[Records about charts and figures]
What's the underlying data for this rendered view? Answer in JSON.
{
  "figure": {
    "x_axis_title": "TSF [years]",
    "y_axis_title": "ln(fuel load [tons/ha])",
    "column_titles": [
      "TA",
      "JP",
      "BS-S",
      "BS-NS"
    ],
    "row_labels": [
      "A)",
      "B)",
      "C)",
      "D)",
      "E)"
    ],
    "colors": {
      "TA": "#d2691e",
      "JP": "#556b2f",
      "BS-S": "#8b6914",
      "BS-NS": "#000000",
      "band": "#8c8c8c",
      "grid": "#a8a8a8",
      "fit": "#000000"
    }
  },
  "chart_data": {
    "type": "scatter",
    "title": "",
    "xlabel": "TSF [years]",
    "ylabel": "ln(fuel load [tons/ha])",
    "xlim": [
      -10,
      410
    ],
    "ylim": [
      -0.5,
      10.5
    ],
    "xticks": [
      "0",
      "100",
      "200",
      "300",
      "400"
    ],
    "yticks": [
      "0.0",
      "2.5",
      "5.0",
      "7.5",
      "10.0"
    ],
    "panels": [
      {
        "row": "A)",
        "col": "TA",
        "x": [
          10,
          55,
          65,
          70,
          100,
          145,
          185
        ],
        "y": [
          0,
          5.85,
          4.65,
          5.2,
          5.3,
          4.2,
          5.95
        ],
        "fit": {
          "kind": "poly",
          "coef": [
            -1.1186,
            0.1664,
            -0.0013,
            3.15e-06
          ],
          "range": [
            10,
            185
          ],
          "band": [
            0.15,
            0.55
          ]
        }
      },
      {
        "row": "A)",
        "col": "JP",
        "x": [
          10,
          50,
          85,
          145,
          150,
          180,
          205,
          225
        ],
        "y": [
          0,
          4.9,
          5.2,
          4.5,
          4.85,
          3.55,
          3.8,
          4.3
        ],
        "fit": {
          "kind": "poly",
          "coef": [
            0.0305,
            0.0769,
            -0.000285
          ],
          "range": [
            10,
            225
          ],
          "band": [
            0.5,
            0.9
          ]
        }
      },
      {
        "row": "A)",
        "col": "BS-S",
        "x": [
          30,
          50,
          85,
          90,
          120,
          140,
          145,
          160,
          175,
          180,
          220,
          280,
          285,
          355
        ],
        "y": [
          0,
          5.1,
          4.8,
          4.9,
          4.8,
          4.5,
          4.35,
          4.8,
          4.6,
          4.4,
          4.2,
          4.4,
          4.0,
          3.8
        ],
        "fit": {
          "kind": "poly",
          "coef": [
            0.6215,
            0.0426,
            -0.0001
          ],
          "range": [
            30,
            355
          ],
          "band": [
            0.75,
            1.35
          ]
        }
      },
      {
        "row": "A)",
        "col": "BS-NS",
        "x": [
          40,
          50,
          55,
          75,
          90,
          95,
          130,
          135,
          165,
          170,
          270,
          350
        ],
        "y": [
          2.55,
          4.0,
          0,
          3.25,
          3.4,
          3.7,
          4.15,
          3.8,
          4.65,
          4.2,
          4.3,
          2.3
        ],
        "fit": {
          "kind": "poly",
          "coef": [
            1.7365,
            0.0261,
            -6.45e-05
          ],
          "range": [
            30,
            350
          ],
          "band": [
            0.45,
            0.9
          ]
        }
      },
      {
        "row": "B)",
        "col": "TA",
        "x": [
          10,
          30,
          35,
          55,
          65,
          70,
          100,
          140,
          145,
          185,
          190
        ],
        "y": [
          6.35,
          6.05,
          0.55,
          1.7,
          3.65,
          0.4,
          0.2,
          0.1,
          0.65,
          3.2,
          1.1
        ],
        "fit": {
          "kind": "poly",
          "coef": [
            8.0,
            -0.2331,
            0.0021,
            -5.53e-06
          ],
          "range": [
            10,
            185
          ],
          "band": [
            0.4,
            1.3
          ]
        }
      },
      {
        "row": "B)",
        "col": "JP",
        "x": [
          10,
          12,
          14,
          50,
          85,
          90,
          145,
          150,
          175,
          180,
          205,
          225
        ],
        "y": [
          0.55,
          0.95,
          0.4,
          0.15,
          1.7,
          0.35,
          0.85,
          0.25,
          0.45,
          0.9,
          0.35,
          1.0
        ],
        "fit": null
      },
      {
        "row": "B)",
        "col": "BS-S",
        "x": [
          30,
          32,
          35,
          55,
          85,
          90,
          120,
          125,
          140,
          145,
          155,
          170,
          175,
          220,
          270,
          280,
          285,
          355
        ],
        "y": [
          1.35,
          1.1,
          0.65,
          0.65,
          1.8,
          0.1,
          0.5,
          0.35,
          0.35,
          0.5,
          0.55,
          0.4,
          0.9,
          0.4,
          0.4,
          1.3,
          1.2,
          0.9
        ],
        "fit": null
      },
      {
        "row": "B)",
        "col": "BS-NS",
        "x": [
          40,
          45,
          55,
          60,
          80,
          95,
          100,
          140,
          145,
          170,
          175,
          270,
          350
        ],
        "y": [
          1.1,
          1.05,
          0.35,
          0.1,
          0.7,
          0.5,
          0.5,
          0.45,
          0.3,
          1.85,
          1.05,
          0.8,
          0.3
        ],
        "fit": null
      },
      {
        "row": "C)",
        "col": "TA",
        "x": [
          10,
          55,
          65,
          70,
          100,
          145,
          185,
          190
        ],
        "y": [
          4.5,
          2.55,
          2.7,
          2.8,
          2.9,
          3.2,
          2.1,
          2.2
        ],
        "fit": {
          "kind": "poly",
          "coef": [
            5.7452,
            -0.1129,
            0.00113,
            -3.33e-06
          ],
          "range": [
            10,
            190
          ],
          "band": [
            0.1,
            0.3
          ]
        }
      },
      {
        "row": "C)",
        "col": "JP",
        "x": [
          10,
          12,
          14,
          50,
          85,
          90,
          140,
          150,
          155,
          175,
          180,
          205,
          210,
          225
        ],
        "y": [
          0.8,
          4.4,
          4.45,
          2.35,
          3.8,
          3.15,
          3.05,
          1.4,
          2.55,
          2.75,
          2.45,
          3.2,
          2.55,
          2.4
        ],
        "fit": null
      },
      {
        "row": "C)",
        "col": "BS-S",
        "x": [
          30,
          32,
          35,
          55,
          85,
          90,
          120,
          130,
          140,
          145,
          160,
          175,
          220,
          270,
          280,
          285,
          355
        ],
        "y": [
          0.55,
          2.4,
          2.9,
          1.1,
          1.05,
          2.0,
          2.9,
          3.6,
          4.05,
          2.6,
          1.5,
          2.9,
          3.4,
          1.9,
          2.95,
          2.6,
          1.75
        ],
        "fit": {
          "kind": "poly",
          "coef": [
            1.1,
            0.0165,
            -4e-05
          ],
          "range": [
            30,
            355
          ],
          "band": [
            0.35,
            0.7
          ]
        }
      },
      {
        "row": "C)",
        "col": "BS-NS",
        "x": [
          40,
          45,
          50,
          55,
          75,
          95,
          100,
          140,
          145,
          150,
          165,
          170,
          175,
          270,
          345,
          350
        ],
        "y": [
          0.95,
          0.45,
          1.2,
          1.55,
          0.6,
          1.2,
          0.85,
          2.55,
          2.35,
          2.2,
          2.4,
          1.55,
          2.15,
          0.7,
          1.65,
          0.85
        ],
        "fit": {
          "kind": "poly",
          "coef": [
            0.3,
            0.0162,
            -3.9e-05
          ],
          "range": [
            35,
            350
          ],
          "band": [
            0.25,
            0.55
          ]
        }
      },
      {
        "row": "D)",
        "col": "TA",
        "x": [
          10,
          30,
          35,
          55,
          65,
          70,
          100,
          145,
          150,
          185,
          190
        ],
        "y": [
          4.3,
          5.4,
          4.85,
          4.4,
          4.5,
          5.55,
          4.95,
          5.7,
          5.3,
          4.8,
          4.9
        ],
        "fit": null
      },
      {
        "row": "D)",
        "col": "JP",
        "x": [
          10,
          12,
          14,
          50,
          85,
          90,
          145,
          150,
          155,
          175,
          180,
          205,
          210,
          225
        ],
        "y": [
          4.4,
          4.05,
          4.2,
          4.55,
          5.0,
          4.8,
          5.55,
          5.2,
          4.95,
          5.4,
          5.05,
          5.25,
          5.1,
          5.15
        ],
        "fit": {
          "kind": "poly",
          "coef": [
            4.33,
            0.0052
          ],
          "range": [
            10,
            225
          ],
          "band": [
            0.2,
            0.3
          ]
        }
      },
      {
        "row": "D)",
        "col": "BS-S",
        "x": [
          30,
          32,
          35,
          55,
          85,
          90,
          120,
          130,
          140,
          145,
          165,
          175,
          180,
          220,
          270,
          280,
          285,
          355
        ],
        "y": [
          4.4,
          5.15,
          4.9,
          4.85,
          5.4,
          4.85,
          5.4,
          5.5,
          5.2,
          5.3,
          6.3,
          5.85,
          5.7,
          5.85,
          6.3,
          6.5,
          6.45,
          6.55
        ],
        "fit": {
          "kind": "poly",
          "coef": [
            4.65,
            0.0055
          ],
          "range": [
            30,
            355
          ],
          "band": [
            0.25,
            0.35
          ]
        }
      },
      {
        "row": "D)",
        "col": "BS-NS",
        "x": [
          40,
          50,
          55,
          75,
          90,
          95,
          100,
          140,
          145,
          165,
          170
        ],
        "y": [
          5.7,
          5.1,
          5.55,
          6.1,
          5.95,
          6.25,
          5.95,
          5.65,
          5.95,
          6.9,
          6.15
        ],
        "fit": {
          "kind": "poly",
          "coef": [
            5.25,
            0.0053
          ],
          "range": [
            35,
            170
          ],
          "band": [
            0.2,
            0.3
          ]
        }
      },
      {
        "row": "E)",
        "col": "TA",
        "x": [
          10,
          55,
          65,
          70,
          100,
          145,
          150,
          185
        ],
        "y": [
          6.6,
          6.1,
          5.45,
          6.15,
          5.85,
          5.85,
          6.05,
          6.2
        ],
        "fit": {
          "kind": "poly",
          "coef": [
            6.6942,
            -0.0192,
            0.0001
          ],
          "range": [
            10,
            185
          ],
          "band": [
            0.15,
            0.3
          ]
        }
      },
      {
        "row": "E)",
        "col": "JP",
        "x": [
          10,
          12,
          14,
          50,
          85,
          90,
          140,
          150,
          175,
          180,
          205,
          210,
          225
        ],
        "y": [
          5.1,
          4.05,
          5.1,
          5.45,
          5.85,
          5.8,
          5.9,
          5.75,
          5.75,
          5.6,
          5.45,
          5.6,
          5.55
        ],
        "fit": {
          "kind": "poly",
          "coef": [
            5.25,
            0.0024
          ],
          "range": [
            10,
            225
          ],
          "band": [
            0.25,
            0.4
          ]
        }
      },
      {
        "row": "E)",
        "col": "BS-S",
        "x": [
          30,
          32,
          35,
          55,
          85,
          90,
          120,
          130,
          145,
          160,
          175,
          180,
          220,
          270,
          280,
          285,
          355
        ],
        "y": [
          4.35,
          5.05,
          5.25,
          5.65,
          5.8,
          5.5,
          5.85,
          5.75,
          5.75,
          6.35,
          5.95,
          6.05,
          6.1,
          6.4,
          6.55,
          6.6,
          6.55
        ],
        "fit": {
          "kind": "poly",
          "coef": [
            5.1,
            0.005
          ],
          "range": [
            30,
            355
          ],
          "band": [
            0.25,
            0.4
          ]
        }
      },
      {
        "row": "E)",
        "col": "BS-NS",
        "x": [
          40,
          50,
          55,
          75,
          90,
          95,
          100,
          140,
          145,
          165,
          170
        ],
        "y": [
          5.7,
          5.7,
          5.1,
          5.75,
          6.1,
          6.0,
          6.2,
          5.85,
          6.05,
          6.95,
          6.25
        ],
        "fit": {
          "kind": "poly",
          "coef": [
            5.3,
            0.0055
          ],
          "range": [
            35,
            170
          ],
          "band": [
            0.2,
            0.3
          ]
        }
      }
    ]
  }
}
--
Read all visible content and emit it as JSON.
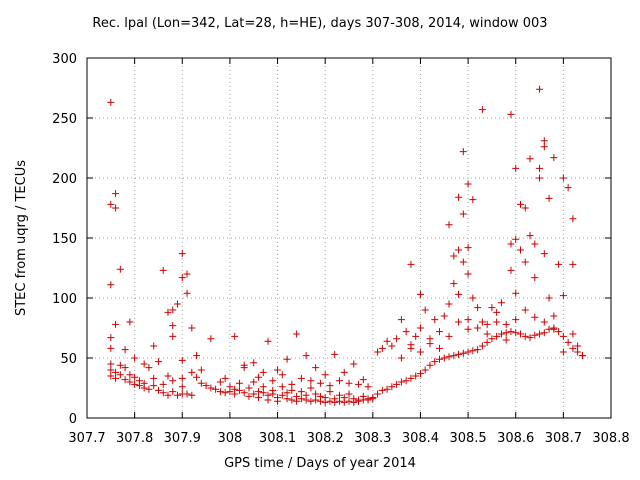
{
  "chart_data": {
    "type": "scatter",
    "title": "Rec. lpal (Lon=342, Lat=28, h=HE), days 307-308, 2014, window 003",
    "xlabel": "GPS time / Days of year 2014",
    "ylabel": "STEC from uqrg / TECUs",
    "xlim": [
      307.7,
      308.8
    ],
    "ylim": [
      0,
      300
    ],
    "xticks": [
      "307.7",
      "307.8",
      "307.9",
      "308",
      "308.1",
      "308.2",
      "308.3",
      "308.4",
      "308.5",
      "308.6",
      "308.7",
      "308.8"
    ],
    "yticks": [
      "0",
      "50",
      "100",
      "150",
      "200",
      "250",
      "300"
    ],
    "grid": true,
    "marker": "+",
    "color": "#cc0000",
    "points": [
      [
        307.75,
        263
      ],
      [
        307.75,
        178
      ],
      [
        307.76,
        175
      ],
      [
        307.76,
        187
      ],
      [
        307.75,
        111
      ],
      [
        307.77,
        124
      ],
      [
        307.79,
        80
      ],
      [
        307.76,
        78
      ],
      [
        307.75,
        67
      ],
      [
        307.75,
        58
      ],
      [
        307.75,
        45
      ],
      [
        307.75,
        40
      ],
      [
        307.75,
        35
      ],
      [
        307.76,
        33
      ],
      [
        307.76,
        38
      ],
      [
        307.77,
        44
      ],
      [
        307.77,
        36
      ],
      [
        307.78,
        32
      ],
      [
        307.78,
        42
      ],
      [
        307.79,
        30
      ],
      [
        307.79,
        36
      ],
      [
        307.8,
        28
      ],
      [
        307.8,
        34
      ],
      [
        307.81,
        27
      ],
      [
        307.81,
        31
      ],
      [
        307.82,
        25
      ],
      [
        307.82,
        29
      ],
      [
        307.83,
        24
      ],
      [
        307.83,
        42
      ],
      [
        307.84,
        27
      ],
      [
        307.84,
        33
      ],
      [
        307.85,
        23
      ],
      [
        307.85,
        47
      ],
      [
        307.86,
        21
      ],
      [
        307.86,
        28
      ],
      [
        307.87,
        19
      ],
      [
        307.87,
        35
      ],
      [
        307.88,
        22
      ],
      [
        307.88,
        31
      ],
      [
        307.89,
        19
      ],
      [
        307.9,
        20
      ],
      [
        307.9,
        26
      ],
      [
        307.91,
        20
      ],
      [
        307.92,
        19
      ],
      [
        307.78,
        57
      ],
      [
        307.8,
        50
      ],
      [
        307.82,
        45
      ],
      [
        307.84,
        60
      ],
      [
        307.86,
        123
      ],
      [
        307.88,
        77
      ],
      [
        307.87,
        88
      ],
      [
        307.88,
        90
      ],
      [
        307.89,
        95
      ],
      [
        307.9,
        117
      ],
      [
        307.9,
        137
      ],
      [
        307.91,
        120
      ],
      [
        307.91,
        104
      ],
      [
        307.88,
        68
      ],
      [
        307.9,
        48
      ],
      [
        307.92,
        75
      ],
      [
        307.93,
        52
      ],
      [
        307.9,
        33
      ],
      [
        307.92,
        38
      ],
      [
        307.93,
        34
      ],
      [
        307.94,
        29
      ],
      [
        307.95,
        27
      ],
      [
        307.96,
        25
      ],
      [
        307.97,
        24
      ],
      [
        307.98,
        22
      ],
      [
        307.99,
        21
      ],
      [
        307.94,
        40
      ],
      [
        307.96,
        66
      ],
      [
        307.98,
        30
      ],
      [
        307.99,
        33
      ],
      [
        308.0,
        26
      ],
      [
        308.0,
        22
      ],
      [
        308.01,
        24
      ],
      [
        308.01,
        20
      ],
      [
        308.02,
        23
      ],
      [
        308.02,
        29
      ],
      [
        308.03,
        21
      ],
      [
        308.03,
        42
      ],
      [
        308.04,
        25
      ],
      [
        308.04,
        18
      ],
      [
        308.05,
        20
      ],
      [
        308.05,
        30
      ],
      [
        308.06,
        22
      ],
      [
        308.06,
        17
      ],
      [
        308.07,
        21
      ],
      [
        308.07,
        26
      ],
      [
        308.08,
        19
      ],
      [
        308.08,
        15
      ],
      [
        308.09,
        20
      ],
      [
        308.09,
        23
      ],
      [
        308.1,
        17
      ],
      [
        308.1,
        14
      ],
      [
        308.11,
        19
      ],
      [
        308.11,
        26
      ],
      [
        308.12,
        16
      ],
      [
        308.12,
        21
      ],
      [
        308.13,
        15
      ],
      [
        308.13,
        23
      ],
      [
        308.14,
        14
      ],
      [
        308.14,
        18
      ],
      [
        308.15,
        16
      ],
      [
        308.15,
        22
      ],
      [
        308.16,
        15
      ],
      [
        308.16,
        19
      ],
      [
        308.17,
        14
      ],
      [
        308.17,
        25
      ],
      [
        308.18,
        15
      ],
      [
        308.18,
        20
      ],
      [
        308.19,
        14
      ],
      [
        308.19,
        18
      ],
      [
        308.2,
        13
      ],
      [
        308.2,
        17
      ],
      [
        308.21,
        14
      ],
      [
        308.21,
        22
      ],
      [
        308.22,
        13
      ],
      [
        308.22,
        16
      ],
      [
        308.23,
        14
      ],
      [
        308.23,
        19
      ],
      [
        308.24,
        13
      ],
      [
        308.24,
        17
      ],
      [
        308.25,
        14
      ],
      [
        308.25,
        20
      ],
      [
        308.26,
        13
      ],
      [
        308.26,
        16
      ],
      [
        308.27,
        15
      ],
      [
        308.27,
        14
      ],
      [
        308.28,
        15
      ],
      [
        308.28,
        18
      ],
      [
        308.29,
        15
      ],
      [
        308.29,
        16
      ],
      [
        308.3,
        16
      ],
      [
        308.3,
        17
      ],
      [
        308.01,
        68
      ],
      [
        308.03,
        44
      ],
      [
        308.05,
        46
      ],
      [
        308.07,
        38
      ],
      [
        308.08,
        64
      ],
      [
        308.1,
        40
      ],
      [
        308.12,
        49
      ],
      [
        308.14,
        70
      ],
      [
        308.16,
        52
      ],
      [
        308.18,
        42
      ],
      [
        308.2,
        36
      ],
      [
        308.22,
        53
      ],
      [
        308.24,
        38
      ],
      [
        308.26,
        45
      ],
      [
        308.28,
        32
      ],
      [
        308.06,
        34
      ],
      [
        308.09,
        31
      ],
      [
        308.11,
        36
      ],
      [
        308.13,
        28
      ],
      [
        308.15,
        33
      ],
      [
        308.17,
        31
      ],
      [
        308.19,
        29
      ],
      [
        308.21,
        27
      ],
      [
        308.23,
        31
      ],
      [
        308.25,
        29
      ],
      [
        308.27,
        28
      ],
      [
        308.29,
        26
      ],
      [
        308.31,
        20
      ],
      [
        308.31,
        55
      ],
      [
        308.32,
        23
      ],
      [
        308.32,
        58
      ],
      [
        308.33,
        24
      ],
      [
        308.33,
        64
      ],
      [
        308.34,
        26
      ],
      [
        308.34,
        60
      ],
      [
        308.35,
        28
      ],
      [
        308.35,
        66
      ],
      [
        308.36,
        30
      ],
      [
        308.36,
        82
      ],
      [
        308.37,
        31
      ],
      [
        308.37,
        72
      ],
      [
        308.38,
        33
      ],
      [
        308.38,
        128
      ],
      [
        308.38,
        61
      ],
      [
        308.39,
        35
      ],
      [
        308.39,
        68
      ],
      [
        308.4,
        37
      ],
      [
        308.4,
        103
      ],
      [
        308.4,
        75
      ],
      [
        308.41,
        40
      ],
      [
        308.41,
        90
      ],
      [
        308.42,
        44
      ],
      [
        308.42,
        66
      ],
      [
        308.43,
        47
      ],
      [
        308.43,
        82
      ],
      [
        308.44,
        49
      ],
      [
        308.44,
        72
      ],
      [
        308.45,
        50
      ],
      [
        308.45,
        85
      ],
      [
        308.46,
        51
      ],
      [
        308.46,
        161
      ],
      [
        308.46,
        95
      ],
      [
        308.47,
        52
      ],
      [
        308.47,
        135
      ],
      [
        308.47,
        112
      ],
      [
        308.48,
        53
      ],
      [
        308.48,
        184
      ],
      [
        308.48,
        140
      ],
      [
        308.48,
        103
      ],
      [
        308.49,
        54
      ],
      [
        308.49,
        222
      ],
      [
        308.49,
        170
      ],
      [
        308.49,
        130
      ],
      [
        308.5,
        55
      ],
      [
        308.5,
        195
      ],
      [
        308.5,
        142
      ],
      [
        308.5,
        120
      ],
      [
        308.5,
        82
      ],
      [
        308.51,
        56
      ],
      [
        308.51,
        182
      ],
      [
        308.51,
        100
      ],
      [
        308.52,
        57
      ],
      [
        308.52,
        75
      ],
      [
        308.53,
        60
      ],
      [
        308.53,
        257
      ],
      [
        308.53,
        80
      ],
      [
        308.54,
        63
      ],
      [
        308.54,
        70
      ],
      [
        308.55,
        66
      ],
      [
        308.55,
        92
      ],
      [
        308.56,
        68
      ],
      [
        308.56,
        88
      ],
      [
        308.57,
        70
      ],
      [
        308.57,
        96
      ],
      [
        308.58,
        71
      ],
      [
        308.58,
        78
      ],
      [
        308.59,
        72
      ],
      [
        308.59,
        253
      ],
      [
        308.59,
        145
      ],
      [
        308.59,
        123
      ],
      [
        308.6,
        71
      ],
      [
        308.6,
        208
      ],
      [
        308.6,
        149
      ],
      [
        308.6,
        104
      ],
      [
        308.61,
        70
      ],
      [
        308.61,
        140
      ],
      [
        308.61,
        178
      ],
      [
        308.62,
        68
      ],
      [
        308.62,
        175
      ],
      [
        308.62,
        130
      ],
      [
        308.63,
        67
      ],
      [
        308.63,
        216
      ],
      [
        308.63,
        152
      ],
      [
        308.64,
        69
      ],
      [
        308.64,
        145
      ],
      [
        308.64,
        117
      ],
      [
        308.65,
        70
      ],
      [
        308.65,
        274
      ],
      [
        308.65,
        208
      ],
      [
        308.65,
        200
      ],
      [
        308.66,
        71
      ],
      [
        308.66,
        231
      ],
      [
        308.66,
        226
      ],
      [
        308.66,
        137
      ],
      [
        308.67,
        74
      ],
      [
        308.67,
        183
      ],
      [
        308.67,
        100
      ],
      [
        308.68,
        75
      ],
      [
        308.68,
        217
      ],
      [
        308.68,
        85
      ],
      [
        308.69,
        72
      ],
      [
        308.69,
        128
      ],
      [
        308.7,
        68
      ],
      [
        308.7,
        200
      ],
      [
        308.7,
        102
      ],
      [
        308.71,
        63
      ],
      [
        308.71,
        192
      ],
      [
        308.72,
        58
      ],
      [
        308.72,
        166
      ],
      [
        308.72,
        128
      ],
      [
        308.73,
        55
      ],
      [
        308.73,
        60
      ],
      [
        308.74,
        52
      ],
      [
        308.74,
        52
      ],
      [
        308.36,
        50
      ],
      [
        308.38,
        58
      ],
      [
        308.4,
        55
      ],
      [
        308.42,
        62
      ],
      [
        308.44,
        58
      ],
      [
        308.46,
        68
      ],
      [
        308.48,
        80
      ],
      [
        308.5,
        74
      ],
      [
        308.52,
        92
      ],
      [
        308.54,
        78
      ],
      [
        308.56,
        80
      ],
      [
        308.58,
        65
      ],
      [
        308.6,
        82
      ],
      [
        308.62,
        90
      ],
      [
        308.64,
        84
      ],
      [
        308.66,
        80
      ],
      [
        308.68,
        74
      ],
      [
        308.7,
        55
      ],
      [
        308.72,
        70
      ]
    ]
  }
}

- Short problem:
Copy every line of the entries above in which "ylabel" occurs.

- Solved exercise:
    "ylabel": "ln(fuel load [tons/ha])",
    "ylabel": "STEC from uqrg / TECUs",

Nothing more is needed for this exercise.